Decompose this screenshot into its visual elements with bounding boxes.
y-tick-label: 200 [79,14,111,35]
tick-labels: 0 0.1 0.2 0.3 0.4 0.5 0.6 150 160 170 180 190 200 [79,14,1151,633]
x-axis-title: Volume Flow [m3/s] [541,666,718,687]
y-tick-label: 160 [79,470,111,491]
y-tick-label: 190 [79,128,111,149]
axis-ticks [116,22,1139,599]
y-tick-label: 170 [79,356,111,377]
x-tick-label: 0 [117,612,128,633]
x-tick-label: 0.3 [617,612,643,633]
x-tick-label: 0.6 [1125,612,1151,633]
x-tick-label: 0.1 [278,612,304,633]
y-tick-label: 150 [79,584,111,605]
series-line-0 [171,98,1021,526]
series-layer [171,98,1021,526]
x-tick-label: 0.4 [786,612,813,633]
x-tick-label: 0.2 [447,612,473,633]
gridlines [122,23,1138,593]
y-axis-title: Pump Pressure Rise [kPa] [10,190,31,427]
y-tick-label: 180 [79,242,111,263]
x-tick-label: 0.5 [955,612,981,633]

# # # # # # #

_Exercise prompt:_
Copy out every line of the item above word for word, in the same order.

_Task output:_
Decompose this screenshot into its visual elements with bounding boxes.
y-tick-label: 200 [79,14,111,35]
tick-labels: 0 0.1 0.2 0.3 0.4 0.5 0.6 150 160 170 180 190 200 [79,14,1151,633]
x-axis-title: Volume Flow [m3/s] [541,666,718,687]
y-tick-label: 160 [79,470,111,491]
y-tick-label: 190 [79,128,111,149]
axis-ticks [116,22,1139,599]
y-tick-label: 170 [79,356,111,377]
x-tick-label: 0 [117,612,128,633]
x-tick-label: 0.3 [617,612,643,633]
x-tick-label: 0.6 [1125,612,1151,633]
x-tick-label: 0.1 [278,612,304,633]
y-tick-label: 150 [79,584,111,605]
series-line-0 [171,98,1021,526]
series-layer [171,98,1021,526]
x-tick-label: 0.4 [786,612,813,633]
x-tick-label: 0.2 [447,612,473,633]
gridlines [122,23,1138,593]
y-axis-title: Pump Pressure Rise [kPa] [10,190,31,427]
y-tick-label: 180 [79,242,111,263]
x-tick-label: 0.5 [955,612,981,633]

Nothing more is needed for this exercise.